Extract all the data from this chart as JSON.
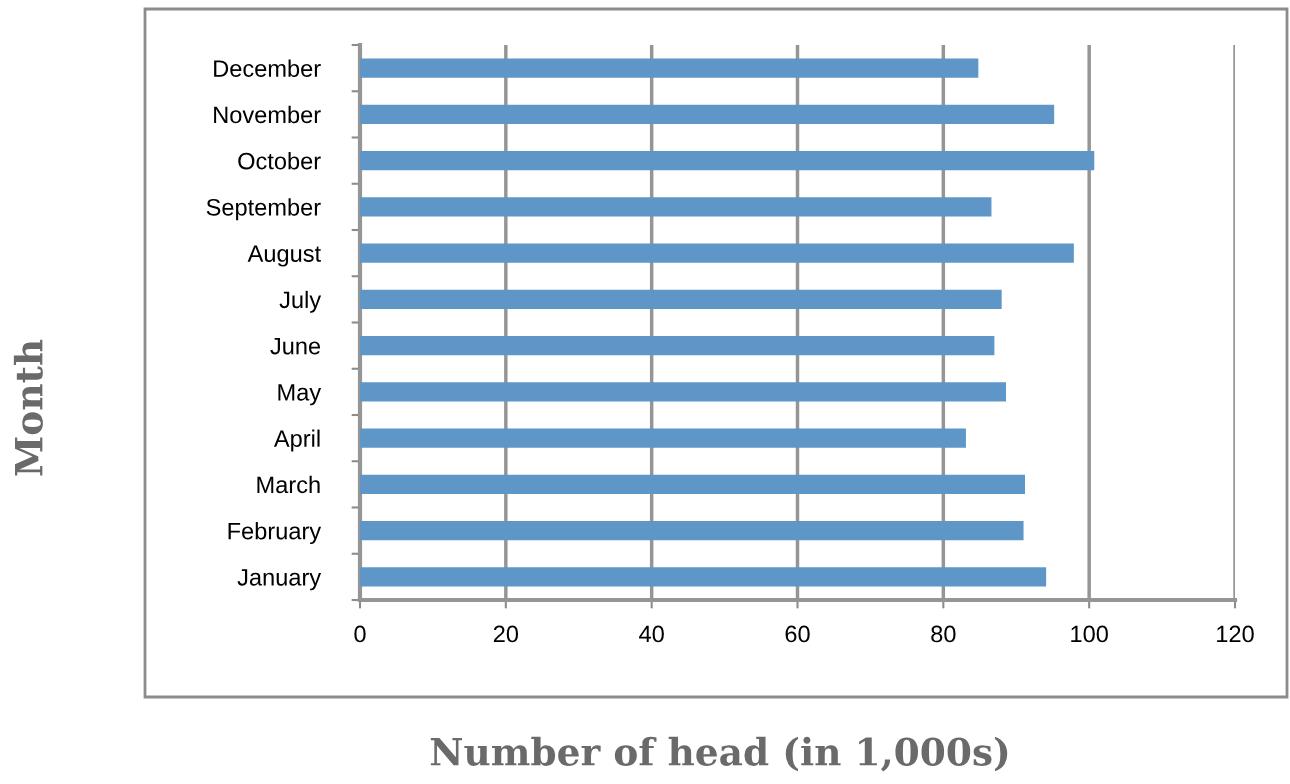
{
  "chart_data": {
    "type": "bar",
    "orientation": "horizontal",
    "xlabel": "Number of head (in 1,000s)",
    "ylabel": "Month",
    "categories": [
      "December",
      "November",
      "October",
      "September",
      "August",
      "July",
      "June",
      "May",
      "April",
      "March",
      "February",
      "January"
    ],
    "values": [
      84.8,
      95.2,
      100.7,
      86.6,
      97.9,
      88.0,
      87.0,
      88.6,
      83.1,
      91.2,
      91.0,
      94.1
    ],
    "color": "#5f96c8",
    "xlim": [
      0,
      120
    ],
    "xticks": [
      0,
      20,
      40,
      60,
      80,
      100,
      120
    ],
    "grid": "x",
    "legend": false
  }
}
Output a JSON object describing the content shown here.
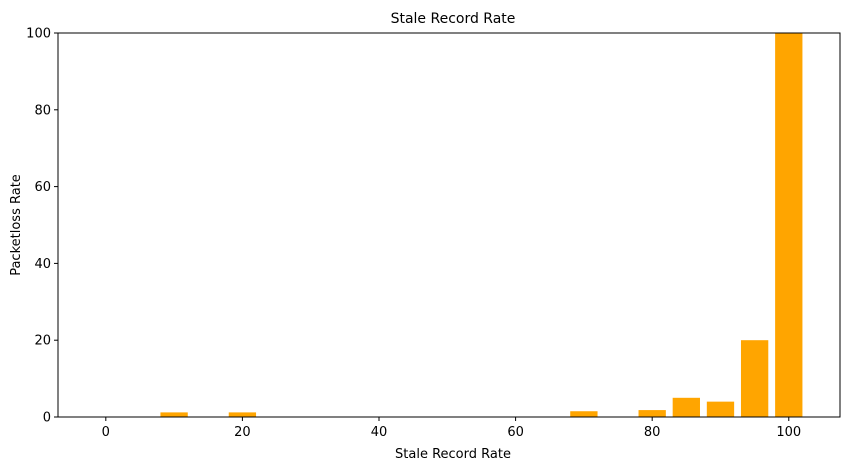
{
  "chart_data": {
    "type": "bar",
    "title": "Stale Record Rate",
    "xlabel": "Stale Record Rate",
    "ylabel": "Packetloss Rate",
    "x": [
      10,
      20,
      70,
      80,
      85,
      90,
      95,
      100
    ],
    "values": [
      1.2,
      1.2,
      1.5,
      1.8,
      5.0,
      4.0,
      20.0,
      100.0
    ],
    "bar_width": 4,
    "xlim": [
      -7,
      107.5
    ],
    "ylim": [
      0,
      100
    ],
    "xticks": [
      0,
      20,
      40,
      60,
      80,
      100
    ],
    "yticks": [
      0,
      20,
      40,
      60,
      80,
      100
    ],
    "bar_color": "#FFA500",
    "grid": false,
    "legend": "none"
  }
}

☆ ☆ ☆ ☆ ☆ ☆ ☆

▶ _What is asked_
Repeat the records above exactly, omitting every picture.

▶ _Final result_
Extract all the data from this chart as JSON.
{
  "chart_data": {
    "type": "bar",
    "orientation": "horizontal",
    "xlabel": "Number of head (in 1,000s)",
    "ylabel": "Month",
    "categories": [
      "December",
      "November",
      "October",
      "September",
      "August",
      "July",
      "June",
      "May",
      "April",
      "March",
      "February",
      "January"
    ],
    "values": [
      84.8,
      95.2,
      100.7,
      86.6,
      97.9,
      88.0,
      87.0,
      88.6,
      83.1,
      91.2,
      91.0,
      94.1
    ],
    "color": "#5f96c8",
    "xlim": [
      0,
      120
    ],
    "xticks": [
      0,
      20,
      40,
      60,
      80,
      100,
      120
    ],
    "grid": "x",
    "legend": false
  }
}
Output a JSON object describing the content shown here.
{
  "chart_data": {
    "type": "bar",
    "title": "Stale Record Rate",
    "xlabel": "Stale Record Rate",
    "ylabel": "Packetloss Rate",
    "x": [
      10,
      20,
      70,
      80,
      85,
      90,
      95,
      100
    ],
    "values": [
      1.2,
      1.2,
      1.5,
      1.8,
      5.0,
      4.0,
      20.0,
      100.0
    ],
    "bar_width": 4,
    "xlim": [
      -7,
      107.5
    ],
    "ylim": [
      0,
      100
    ],
    "xticks": [
      0,
      20,
      40,
      60,
      80,
      100
    ],
    "yticks": [
      0,
      20,
      40,
      60,
      80,
      100
    ],
    "bar_color": "#FFA500",
    "grid": false,
    "legend": "none"
  }
}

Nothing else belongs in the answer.